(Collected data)
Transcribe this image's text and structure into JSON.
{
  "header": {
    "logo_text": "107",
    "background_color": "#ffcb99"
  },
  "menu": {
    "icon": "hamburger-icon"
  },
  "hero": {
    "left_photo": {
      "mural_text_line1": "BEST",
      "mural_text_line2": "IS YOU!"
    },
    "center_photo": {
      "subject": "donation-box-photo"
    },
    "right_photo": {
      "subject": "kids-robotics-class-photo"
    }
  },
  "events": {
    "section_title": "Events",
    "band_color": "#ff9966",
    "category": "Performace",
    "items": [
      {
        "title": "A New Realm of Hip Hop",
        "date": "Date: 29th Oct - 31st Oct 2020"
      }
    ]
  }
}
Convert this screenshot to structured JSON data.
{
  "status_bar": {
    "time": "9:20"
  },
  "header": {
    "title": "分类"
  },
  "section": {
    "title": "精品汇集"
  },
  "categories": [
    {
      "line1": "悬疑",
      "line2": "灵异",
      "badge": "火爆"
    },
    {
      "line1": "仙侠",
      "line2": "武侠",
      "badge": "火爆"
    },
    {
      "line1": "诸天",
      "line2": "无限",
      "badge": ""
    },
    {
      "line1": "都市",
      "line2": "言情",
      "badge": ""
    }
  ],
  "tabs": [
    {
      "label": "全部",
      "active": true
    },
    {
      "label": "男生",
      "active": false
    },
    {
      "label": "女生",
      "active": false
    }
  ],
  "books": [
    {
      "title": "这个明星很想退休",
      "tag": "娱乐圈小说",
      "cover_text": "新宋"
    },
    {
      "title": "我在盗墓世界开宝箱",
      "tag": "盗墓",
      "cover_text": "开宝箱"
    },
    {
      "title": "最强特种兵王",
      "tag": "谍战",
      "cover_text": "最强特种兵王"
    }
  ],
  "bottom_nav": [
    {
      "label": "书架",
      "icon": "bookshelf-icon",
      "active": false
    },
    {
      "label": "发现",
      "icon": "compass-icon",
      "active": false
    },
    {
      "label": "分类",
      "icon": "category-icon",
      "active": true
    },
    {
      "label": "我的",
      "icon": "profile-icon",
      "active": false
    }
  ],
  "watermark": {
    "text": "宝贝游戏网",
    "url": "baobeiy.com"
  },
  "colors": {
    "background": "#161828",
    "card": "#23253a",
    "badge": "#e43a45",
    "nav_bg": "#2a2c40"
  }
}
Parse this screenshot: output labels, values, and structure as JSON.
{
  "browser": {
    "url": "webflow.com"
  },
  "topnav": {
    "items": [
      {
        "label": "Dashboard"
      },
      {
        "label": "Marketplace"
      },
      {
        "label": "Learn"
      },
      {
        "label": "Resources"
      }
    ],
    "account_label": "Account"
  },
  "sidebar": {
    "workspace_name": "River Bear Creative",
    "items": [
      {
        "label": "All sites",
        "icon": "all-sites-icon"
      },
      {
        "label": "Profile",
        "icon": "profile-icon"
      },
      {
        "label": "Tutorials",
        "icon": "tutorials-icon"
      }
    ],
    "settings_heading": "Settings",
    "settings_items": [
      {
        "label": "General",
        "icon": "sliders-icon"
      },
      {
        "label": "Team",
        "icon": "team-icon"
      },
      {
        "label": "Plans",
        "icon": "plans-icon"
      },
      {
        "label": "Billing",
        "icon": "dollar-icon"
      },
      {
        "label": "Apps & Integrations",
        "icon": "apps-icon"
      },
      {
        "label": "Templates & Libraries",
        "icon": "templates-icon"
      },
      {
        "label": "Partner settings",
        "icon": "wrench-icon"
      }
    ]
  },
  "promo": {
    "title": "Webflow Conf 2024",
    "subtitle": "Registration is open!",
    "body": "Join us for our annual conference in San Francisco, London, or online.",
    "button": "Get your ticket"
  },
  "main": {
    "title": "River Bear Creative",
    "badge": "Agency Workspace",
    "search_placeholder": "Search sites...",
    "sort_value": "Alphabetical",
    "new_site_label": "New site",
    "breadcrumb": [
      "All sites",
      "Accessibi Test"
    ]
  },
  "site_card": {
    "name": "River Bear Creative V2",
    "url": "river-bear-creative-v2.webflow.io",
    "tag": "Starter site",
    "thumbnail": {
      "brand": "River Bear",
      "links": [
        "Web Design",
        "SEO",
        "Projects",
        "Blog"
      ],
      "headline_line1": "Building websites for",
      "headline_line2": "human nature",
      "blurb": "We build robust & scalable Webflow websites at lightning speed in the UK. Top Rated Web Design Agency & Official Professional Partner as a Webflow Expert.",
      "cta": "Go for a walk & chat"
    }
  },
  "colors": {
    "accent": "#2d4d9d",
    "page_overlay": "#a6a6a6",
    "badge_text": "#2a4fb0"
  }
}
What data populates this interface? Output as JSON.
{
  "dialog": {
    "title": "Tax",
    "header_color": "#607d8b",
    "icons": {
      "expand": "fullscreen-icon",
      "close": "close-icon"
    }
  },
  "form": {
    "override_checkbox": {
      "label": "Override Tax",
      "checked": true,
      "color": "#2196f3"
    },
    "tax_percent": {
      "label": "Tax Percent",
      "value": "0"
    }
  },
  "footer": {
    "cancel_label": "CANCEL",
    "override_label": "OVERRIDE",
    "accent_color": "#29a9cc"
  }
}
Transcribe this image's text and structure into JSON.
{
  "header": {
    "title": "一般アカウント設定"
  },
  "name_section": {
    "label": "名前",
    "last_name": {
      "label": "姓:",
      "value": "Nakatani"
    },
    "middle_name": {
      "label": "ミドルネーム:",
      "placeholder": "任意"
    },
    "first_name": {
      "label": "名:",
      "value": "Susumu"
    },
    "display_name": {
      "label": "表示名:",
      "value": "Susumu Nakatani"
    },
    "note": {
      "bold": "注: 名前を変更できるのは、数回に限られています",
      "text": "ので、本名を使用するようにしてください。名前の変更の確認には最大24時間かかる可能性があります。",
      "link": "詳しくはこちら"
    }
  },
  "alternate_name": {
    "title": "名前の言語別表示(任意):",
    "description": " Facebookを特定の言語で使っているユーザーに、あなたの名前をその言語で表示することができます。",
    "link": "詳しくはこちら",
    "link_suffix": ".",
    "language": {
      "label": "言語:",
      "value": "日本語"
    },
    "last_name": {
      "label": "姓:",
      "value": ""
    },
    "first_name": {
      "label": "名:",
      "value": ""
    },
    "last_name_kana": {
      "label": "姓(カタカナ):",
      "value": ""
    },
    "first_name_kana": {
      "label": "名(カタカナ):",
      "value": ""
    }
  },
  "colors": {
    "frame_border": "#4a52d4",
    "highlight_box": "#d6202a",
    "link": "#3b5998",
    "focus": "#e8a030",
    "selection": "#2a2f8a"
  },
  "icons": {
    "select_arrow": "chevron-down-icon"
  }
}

◆ Task prompt
Extract the complete listing above, reproducing each line exactly.

◆ Reply to the exercise
Transcribe this image's text and structure into JSON.
{
  "header": {
    "logo_text": "107",
    "background_color": "#ffcb99"
  },
  "menu": {
    "icon": "hamburger-icon"
  },
  "hero": {
    "left_photo": {
      "mural_text_line1": "BEST",
      "mural_text_line2": "IS YOU!"
    },
    "center_photo": {
      "subject": "donation-box-photo"
    },
    "right_photo": {
      "subject": "kids-robotics-class-photo"
    }
  },
  "events": {
    "section_title": "Events",
    "band_color": "#ff9966",
    "category": "Performace",
    "items": [
      {
        "title": "A New Realm of Hip Hop",
        "date": "Date: 29th Oct - 31st Oct 2020"
      }
    ]
  }
}
Convert this screenshot to structured JSON data.
{
  "status_bar": {
    "time": "9:20"
  },
  "header": {
    "title": "分类"
  },
  "section": {
    "title": "精品汇集"
  },
  "categories": [
    {
      "line1": "悬疑",
      "line2": "灵异",
      "badge": "火爆"
    },
    {
      "line1": "仙侠",
      "line2": "武侠",
      "badge": "火爆"
    },
    {
      "line1": "诸天",
      "line2": "无限",
      "badge": ""
    },
    {
      "line1": "都市",
      "line2": "言情",
      "badge": ""
    }
  ],
  "tabs": [
    {
      "label": "全部",
      "active": true
    },
    {
      "label": "男生",
      "active": false
    },
    {
      "label": "女生",
      "active": false
    }
  ],
  "books": [
    {
      "title": "这个明星很想退休",
      "tag": "娱乐圈小说",
      "cover_text": "新宋"
    },
    {
      "title": "我在盗墓世界开宝箱",
      "tag": "盗墓",
      "cover_text": "开宝箱"
    },
    {
      "title": "最强特种兵王",
      "tag": "谍战",
      "cover_text": "最强特种兵王"
    }
  ],
  "bottom_nav": [
    {
      "label": "书架",
      "icon": "bookshelf-icon",
      "active": false
    },
    {
      "label": "发现",
      "icon": "compass-icon",
      "active": false
    },
    {
      "label": "分类",
      "icon": "category-icon",
      "active": true
    },
    {
      "label": "我的",
      "icon": "profile-icon",
      "active": false
    }
  ],
  "watermark": {
    "text": "宝贝游戏网",
    "url": "baobeiy.com"
  },
  "colors": {
    "background": "#161828",
    "card": "#23253a",
    "badge": "#e43a45",
    "nav_bg": "#2a2c40"
  }
}
Parse this screenshot: output labels, values, and structure as JSON.
{
  "browser": {
    "url": "webflow.com"
  },
  "topnav": {
    "items": [
      {
        "label": "Dashboard"
      },
      {
        "label": "Marketplace"
      },
      {
        "label": "Learn"
      },
      {
        "label": "Resources"
      }
    ],
    "account_label": "Account"
  },
  "sidebar": {
    "workspace_name": "River Bear Creative",
    "items": [
      {
        "label": "All sites",
        "icon": "all-sites-icon"
      },
      {
        "label": "Profile",
        "icon": "profile-icon"
      },
      {
        "label": "Tutorials",
        "icon": "tutorials-icon"
      }
    ],
    "settings_heading": "Settings",
    "settings_items": [
      {
        "label": "General",
        "icon": "sliders-icon"
      },
      {
        "label": "Team",
        "icon": "team-icon"
      },
      {
        "label": "Plans",
        "icon": "plans-icon"
      },
      {
        "label": "Billing",
        "icon": "dollar-icon"
      },
      {
        "label": "Apps & Integrations",
        "icon": "apps-icon"
      },
      {
        "label": "Templates & Libraries",
        "icon": "templates-icon"
      },
      {
        "label": "Partner settings",
        "icon": "wrench-icon"
      }
    ]
  },
  "promo": {
    "title": "Webflow Conf 2024",
    "subtitle": "Registration is open!",
    "body": "Join us for our annual conference in San Francisco, London, or online.",
    "button": "Get your ticket"
  },
  "main": {
    "title": "River Bear Creative",
    "badge": "Agency Workspace",
    "search_placeholder": "Search sites...",
    "sort_value": "Alphabetical",
    "new_site_label": "New site",
    "breadcrumb": [
      "All sites",
      "Accessibi Test"
    ]
  },
  "site_card": {
    "name": "River Bear Creative V2",
    "url": "river-bear-creative-v2.webflow.io",
    "tag": "Starter site",
    "thumbnail": {
      "brand": "River Bear",
      "links": [
        "Web Design",
        "SEO",
        "Projects",
        "Blog"
      ],
      "headline_line1": "Building websites for",
      "headline_line2": "human nature",
      "blurb": "We build robust & scalable Webflow websites at lightning speed in the UK. Top Rated Web Design Agency & Official Professional Partner as a Webflow Expert.",
      "cta": "Go for a walk & chat"
    }
  },
  "colors": {
    "accent": "#2d4d9d",
    "page_overlay": "#a6a6a6",
    "badge_text": "#2a4fb0"
  }
}
What data populates this interface? Output as JSON.
{
  "dialog": {
    "title": "Tax",
    "header_color": "#607d8b",
    "icons": {
      "expand": "fullscreen-icon",
      "close": "close-icon"
    }
  },
  "form": {
    "override_checkbox": {
      "label": "Override Tax",
      "checked": true,
      "color": "#2196f3"
    },
    "tax_percent": {
      "label": "Tax Percent",
      "value": "0"
    }
  },
  "footer": {
    "cancel_label": "CANCEL",
    "override_label": "OVERRIDE",
    "accent_color": "#29a9cc"
  }
}
Transcribe this image's text and structure into JSON.
{
  "header": {
    "title": "一般アカウント設定"
  },
  "name_section": {
    "label": "名前",
    "last_name": {
      "label": "姓:",
      "value": "Nakatani"
    },
    "middle_name": {
      "label": "ミドルネーム:",
      "placeholder": "任意"
    },
    "first_name": {
      "label": "名:",
      "value": "Susumu"
    },
    "display_name": {
      "label": "表示名:",
      "value": "Susumu Nakatani"
    },
    "note": {
      "bold": "注: 名前を変更できるのは、数回に限られています",
      "text": "ので、本名を使用するようにしてください。名前の変更の確認には最大24時間かかる可能性があります。",
      "link": "詳しくはこちら"
    }
  },
  "alternate_name": {
    "title": "名前の言語別表示(任意):",
    "description": " Facebookを特定の言語で使っているユーザーに、あなたの名前をその言語で表示することができます。",
    "link": "詳しくはこちら",
    "link_suffix": ".",
    "language": {
      "label": "言語:",
      "value": "日本語"
    },
    "last_name": {
      "label": "姓:",
      "value": ""
    },
    "first_name": {
      "label": "名:",
      "value": ""
    },
    "last_name_kana": {
      "label": "姓(カタカナ):",
      "value": ""
    },
    "first_name_kana": {
      "label": "名(カタカナ):",
      "value": ""
    }
  },
  "colors": {
    "frame_border": "#4a52d4",
    "highlight_box": "#d6202a",
    "link": "#3b5998",
    "focus": "#e8a030",
    "selection": "#2a2f8a"
  },
  "icons": {
    "select_arrow": "chevron-down-icon"
  }
}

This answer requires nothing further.